-- START OF Stored rows --

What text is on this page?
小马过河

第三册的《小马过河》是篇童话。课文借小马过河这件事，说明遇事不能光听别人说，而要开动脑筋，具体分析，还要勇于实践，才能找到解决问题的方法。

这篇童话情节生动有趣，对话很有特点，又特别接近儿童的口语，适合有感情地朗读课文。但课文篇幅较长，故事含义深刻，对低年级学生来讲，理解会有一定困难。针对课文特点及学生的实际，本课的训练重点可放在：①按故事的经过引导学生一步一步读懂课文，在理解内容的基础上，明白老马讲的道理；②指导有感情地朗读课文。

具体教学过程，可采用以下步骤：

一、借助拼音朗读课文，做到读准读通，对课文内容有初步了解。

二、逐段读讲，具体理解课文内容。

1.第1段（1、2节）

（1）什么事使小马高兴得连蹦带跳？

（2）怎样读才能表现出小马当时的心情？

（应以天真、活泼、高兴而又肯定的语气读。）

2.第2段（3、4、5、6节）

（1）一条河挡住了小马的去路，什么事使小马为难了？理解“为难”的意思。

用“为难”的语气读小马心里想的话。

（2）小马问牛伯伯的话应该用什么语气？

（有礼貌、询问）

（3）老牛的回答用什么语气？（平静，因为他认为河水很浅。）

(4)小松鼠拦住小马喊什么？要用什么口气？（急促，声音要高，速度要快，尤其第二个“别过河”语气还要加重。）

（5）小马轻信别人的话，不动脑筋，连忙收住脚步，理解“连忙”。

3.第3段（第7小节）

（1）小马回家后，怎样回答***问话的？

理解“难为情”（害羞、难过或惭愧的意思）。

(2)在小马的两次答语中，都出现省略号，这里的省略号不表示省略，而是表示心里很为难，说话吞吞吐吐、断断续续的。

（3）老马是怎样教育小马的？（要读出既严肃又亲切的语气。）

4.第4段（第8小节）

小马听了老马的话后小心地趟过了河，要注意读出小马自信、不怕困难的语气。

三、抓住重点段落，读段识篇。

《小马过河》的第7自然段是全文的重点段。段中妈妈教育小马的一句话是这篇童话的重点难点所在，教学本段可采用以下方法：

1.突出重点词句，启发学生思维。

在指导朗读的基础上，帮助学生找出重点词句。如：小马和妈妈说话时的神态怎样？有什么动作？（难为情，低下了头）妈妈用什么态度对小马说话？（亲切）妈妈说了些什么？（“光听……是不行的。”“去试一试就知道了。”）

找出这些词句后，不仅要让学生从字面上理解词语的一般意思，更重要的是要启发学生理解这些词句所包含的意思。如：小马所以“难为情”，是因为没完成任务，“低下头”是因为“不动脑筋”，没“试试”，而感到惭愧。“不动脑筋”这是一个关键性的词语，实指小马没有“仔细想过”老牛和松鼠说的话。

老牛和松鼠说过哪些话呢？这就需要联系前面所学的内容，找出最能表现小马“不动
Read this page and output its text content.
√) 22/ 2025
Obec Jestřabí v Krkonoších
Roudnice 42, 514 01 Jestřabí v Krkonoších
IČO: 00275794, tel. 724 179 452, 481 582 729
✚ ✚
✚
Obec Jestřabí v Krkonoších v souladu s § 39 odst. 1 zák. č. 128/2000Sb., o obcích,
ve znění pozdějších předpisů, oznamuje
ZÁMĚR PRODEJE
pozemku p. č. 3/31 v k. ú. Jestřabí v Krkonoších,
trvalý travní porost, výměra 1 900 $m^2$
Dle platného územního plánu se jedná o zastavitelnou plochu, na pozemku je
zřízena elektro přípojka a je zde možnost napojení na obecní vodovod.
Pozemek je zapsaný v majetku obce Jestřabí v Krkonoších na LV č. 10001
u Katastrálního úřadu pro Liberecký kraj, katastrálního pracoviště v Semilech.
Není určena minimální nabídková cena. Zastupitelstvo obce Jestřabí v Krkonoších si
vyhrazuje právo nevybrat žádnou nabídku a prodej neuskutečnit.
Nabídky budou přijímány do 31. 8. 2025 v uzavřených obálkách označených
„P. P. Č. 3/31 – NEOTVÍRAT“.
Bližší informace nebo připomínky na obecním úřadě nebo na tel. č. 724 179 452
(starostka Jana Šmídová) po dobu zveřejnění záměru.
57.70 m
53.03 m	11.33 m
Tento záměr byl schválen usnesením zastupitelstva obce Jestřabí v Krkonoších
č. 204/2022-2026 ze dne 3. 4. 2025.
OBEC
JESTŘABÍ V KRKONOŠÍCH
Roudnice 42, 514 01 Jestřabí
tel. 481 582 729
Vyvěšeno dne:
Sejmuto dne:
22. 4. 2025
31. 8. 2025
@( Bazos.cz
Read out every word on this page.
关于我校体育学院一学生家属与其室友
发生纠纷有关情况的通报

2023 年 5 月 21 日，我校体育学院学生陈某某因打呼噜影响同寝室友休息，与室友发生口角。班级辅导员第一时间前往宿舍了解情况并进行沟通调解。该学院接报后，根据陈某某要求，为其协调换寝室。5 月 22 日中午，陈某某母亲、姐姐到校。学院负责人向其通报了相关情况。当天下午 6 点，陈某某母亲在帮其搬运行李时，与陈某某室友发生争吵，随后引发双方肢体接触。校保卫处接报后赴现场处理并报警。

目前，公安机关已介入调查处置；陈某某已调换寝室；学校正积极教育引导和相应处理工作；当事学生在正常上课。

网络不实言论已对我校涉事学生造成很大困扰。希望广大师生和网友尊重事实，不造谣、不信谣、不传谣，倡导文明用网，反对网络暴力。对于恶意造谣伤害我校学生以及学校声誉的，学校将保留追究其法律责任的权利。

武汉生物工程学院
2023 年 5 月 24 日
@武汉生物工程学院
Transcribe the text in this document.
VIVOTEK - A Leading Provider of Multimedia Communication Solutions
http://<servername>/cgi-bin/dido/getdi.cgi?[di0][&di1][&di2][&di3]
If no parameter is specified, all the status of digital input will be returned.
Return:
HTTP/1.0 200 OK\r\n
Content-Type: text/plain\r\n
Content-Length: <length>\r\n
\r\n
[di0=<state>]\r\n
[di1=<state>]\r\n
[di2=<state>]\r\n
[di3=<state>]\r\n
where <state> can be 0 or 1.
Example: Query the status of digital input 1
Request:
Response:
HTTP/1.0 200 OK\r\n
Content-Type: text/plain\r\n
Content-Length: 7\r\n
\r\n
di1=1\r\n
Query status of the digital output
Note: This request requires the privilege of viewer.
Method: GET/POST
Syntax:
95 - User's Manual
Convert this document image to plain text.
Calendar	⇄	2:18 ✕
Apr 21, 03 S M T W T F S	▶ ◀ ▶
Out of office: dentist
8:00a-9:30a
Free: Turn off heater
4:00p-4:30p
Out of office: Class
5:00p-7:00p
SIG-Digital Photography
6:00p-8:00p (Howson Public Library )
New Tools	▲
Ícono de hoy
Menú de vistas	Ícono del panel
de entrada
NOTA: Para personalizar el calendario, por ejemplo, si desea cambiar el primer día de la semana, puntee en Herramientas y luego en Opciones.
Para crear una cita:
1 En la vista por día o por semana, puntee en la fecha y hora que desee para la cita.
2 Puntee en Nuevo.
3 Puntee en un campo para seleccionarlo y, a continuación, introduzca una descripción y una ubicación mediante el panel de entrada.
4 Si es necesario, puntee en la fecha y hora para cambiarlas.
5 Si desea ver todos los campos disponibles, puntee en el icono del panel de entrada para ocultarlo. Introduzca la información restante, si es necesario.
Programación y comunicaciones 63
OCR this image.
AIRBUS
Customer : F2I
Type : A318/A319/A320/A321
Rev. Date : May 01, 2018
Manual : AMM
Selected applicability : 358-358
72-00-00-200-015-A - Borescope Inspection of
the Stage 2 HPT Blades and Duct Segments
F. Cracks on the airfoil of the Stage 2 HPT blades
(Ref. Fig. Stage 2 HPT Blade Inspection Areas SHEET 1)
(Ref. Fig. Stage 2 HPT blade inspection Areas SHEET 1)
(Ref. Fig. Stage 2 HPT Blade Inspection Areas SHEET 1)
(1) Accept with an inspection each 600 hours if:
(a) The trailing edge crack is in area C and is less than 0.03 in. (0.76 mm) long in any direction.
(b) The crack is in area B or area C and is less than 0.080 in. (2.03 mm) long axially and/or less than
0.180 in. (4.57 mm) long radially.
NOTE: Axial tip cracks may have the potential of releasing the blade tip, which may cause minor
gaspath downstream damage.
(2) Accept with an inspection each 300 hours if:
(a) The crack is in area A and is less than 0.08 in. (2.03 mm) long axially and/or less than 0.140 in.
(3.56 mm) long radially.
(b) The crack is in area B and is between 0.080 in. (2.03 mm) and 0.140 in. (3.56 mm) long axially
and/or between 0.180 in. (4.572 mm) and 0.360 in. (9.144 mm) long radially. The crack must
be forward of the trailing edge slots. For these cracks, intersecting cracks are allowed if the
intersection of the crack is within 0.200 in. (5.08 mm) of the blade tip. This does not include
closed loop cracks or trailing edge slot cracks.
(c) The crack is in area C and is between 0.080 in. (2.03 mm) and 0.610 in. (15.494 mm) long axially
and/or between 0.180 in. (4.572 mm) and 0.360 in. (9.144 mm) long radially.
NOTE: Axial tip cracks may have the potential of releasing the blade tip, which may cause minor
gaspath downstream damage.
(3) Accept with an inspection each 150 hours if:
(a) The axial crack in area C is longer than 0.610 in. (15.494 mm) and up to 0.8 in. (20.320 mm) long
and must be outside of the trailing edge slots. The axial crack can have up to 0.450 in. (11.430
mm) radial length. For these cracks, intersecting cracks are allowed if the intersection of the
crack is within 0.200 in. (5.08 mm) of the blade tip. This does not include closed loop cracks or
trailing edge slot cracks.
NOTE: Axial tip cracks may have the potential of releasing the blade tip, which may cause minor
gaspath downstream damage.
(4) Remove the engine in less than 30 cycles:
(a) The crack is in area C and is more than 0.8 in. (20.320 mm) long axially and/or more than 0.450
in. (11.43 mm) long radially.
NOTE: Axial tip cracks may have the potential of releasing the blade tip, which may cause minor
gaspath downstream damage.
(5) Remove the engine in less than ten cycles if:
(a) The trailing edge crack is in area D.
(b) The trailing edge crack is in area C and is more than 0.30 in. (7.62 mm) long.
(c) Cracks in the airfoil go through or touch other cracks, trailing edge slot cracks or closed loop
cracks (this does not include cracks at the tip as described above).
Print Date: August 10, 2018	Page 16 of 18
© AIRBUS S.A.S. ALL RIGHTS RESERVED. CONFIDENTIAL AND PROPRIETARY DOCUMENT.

-- END OF Stored rows --

Given task →
Using the data above, copy each line that contains "不动脑筋".

Output of the task →
（5）小马轻信别人的话，不动脑筋，连忙收住脚步，理解“连忙”。
找出这些词句后，不仅要让学生从字面上理解词语的一般意思，更重要的是要启发学生理解这些词句所包含的意思。如：小马所以“难为情”，是因为没完成任务，“低下头”是因为“不动脑筋”，没“试试”，而感到惭愧。“不动脑筋”这是一个关键性的词语，实指小马没有“仔细想过”老牛和松鼠说的话。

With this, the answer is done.